| DIRECTIONS FOR THIS TASK |
Where a line in the listing contains the string "meta", copy that line out.

| DATA EXCERPTS |
start

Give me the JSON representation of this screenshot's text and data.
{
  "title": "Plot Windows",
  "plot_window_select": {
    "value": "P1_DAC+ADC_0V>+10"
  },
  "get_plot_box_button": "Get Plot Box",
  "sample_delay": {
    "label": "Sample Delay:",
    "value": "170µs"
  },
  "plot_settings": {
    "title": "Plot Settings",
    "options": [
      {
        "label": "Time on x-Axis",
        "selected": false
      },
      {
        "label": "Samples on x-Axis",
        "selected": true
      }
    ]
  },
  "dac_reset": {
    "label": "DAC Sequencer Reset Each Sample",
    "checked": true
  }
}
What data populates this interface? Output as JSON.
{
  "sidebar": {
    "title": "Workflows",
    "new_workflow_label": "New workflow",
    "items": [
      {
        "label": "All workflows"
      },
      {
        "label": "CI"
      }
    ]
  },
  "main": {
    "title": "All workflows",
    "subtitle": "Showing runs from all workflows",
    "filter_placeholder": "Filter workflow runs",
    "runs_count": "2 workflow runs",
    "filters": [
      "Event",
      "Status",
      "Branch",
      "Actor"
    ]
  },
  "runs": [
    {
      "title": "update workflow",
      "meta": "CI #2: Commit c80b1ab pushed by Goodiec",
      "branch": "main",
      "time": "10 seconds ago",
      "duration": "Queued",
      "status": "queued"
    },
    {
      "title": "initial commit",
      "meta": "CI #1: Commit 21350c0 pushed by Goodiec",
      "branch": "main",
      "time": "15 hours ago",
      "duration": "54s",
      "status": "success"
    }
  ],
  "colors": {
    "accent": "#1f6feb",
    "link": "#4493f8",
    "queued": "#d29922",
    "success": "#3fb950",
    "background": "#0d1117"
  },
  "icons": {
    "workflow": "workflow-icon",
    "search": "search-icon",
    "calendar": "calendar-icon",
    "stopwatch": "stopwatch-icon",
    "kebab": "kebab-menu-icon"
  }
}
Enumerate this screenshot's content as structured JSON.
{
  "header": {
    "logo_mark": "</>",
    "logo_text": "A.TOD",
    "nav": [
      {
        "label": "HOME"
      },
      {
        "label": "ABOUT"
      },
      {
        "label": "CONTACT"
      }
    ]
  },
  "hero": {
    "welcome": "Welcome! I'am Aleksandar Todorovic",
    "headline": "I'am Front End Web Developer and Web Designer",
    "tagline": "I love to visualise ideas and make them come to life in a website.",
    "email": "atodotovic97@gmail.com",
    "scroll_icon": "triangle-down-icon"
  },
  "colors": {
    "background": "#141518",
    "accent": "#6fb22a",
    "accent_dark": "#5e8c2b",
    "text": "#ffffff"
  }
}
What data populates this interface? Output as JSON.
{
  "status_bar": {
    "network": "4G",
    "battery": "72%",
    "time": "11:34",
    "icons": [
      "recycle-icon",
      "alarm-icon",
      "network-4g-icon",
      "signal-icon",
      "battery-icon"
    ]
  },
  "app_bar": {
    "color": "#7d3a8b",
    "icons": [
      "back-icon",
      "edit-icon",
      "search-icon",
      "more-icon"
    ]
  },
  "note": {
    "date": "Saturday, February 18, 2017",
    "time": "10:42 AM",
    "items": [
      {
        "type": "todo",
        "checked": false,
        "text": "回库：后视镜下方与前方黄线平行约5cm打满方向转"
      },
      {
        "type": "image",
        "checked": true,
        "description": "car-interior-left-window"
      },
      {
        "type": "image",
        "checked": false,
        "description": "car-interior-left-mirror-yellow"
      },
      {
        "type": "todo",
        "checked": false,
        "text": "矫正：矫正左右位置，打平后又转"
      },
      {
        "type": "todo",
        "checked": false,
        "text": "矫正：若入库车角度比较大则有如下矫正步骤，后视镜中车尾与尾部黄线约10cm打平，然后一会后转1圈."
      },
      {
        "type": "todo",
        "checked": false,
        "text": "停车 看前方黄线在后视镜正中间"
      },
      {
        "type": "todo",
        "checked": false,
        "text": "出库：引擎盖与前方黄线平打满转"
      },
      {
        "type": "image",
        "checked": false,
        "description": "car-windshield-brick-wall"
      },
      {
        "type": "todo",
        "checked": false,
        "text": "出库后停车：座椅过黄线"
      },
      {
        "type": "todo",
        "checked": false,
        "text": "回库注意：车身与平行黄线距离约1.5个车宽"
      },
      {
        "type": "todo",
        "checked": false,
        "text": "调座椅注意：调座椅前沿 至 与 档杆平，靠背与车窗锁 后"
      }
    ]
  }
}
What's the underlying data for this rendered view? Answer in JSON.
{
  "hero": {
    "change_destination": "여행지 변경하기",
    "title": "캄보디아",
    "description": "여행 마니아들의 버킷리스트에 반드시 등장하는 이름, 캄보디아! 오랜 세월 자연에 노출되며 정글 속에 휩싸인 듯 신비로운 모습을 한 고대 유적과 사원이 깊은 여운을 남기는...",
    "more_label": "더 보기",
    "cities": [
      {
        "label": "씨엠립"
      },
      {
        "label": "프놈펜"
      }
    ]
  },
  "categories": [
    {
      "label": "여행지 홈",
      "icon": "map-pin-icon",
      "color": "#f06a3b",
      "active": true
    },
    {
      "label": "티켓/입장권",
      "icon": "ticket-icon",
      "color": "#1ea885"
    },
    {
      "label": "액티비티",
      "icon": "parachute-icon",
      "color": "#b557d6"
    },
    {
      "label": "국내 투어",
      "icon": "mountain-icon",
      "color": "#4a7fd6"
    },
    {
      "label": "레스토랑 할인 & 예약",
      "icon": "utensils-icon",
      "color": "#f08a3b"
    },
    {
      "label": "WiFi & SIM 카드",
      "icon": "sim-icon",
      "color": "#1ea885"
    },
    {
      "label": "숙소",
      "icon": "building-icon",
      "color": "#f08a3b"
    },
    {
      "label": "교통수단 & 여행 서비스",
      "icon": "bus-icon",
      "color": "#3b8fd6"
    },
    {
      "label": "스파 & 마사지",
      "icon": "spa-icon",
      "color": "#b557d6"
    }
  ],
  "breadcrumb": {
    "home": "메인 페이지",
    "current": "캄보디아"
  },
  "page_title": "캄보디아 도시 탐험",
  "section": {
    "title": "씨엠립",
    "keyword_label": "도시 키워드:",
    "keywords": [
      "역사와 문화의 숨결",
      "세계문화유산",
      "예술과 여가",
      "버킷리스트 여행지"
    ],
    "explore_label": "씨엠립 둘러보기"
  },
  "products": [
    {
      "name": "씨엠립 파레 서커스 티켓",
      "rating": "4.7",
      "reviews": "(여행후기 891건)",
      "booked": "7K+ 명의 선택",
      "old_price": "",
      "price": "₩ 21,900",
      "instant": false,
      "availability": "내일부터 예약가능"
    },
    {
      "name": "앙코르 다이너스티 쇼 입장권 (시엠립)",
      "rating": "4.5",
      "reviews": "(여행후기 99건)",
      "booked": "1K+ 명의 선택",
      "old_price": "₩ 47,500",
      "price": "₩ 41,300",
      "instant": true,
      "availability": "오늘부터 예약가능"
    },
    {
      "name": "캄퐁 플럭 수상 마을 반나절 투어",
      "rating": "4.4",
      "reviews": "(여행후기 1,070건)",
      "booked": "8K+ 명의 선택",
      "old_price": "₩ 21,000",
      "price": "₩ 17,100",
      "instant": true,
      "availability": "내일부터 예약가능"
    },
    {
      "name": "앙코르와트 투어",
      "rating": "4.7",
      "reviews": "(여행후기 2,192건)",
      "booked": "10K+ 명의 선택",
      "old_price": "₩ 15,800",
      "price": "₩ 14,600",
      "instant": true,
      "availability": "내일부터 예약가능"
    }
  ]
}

end

| IN RESPONSE |
      "meta": "CI #2: Commit c80b1ab pushed by Goodiec",
      "meta": "CI #1: Commit 21350c0 pushed by Goodiec",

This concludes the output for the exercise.